## Goal:
Here are some records; return them all exactly.

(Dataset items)
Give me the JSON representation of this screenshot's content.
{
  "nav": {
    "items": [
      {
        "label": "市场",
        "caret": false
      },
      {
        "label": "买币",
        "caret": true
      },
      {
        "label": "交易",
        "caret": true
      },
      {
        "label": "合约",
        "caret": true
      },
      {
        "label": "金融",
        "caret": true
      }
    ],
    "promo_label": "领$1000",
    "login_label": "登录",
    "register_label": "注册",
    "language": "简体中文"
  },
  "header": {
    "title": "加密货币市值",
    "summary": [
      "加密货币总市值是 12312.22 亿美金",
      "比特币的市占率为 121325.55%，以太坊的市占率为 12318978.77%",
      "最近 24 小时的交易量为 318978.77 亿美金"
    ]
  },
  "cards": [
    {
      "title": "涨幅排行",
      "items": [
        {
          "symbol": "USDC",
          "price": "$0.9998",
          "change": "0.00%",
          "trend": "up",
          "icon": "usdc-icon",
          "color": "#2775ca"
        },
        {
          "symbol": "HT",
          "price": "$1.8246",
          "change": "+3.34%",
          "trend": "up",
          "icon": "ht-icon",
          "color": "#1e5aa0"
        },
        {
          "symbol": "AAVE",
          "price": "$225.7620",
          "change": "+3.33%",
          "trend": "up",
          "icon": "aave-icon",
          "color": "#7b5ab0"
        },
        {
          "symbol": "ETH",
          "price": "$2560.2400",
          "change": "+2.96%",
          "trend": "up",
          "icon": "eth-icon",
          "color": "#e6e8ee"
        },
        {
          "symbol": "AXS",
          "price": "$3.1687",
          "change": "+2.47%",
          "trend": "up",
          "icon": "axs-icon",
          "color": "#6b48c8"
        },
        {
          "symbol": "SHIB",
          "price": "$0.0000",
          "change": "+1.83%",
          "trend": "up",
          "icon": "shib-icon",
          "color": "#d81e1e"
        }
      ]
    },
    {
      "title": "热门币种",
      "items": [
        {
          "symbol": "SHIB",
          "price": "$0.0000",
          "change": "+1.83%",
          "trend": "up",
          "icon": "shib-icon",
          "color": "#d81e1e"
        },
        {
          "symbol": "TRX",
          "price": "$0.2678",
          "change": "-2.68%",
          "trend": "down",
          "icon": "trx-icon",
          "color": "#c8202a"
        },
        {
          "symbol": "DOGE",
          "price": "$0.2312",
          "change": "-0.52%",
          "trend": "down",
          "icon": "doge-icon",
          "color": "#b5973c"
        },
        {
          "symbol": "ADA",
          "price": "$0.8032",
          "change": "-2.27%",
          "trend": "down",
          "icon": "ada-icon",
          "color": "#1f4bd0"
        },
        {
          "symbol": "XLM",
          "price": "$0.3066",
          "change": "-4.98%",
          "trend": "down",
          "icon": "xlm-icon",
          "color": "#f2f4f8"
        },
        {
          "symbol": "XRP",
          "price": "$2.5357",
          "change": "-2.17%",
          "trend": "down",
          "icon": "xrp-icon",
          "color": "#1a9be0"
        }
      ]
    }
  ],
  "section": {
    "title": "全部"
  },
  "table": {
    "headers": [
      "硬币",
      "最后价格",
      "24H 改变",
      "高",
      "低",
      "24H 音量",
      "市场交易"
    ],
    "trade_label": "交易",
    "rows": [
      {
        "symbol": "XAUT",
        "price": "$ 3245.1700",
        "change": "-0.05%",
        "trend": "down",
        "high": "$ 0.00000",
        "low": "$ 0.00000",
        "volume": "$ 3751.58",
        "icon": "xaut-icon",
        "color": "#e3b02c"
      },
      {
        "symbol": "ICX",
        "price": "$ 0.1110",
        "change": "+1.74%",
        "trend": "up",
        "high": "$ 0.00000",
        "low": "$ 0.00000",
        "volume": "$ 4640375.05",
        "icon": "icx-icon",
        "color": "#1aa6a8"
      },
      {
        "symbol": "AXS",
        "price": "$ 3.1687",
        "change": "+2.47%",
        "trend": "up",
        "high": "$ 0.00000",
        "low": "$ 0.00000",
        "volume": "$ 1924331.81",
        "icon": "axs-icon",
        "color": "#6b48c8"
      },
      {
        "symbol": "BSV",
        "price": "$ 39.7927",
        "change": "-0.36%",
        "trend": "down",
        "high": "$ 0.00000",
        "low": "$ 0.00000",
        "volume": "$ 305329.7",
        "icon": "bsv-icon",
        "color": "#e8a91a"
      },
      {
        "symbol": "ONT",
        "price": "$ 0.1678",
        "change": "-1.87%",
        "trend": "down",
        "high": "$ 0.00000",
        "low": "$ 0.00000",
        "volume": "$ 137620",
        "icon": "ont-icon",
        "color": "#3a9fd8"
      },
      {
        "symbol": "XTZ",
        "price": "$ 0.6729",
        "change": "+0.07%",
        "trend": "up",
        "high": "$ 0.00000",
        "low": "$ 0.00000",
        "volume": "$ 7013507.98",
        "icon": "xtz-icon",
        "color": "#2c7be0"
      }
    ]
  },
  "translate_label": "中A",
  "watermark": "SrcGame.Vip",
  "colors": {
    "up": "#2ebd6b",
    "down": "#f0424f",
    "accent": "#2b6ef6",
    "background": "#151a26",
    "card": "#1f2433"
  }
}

## Response for this exercise:
Give me the JSON representation of this screenshot's content.
{
  "nav": {
    "items": [
      {
        "label": "市场",
        "caret": false
      },
      {
        "label": "买币",
        "caret": true
      },
      {
        "label": "交易",
        "caret": true
      },
      {
        "label": "合约",
        "caret": true
      },
      {
        "label": "金融",
        "caret": true
      }
    ],
    "promo_label": "领$1000",
    "login_label": "登录",
    "register_label": "注册",
    "language": "简体中文"
  },
  "header": {
    "title": "加密货币市值",
    "summary": [
      "加密货币总市值是 12312.22 亿美金",
      "比特币的市占率为 121325.55%，以太坊的市占率为 12318978.77%",
      "最近 24 小时的交易量为 318978.77 亿美金"
    ]
  },
  "cards": [
    {
      "title": "涨幅排行",
      "items": [
        {
          "symbol": "USDC",
          "price": "$0.9998",
          "change": "0.00%",
          "trend": "up",
          "icon": "usdc-icon",
          "color": "#2775ca"
        },
        {
          "symbol": "HT",
          "price": "$1.8246",
          "change": "+3.34%",
          "trend": "up",
          "icon": "ht-icon",
          "color": "#1e5aa0"
        },
        {
          "symbol": "AAVE",
          "price": "$225.7620",
          "change": "+3.33%",
          "trend": "up",
          "icon": "aave-icon",
          "color": "#7b5ab0"
        },
        {
          "symbol": "ETH",
          "price": "$2560.2400",
          "change": "+2.96%",
          "trend": "up",
          "icon": "eth-icon",
          "color": "#e6e8ee"
        },
        {
          "symbol": "AXS",
          "price": "$3.1687",
          "change": "+2.47%",
          "trend": "up",
          "icon": "axs-icon",
          "color": "#6b48c8"
        },
        {
          "symbol": "SHIB",
          "price": "$0.0000",
          "change": "+1.83%",
          "trend": "up",
          "icon": "shib-icon",
          "color": "#d81e1e"
        }
      ]
    },
    {
      "title": "热门币种",
      "items": [
        {
          "symbol": "SHIB",
          "price": "$0.0000",
          "change": "+1.83%",
          "trend": "up",
          "icon": "shib-icon",
          "color": "#d81e1e"
        },
        {
          "symbol": "TRX",
          "price": "$0.2678",
          "change": "-2.68%",
          "trend": "down",
          "icon": "trx-icon",
          "color": "#c8202a"
        },
        {
          "symbol": "DOGE",
          "price": "$0.2312",
          "change": "-0.52%",
          "trend": "down",
          "icon": "doge-icon",
          "color": "#b5973c"
        },
        {
          "symbol": "ADA",
          "price": "$0.8032",
          "change": "-2.27%",
          "trend": "down",
          "icon": "ada-icon",
          "color": "#1f4bd0"
        },
        {
          "symbol": "XLM",
          "price": "$0.3066",
          "change": "-4.98%",
          "trend": "down",
          "icon": "xlm-icon",
          "color": "#f2f4f8"
        },
        {
          "symbol": "XRP",
          "price": "$2.5357",
          "change": "-2.17%",
          "trend": "down",
          "icon": "xrp-icon",
          "color": "#1a9be0"
        }
      ]
    }
  ],
  "section": {
    "title": "全部"
  },
  "table": {
    "headers": [
      "硬币",
      "最后价格",
      "24H 改变",
      "高",
      "低",
      "24H 音量",
      "市场交易"
    ],
    "trade_label": "交易",
    "rows": [
      {
        "symbol": "XAUT",
        "price": "$ 3245.1700",
        "change": "-0.05%",
        "trend": "down",
        "high": "$ 0.00000",
        "low": "$ 0.00000",
        "volume": "$ 3751.58",
        "icon": "xaut-icon",
        "color": "#e3b02c"
      },
      {
        "symbol": "ICX",
        "price": "$ 0.1110",
        "change": "+1.74%",
        "trend": "up",
        "high": "$ 0.00000",
        "low": "$ 0.00000",
        "volume": "$ 4640375.05",
        "icon": "icx-icon",
        "color": "#1aa6a8"
      },
      {
        "symbol": "AXS",
        "price": "$ 3.1687",
        "change": "+2.47%",
        "trend": "up",
        "high": "$ 0.00000",
        "low": "$ 0.00000",
        "volume": "$ 1924331.81",
        "icon": "axs-icon",
        "color": "#6b48c8"
      },
      {
        "symbol": "BSV",
        "price": "$ 39.7927",
        "change": "-0.36%",
        "trend": "down",
        "high": "$ 0.00000",
        "low": "$ 0.00000",
        "volume": "$ 305329.7",
        "icon": "bsv-icon",
        "color": "#e8a91a"
      },
      {
        "symbol": "ONT",
        "price": "$ 0.1678",
        "change": "-1.87%",
        "trend": "down",
        "high": "$ 0.00000",
        "low": "$ 0.00000",
        "volume": "$ 137620",
        "icon": "ont-icon",
        "color": "#3a9fd8"
      },
      {
        "symbol": "XTZ",
        "price": "$ 0.6729",
        "change": "+0.07%",
        "trend": "up",
        "high": "$ 0.00000",
        "low": "$ 0.00000",
        "volume": "$ 7013507.98",
        "icon": "xtz-icon",
        "color": "#2c7be0"
      }
    ]
  },
  "translate_label": "中A",
  "watermark": "SrcGame.Vip",
  "colors": {
    "up": "#2ebd6b",
    "down": "#f0424f",
    "accent": "#2b6ef6",
    "background": "#151a26",
    "card": "#1f2433"
  }
}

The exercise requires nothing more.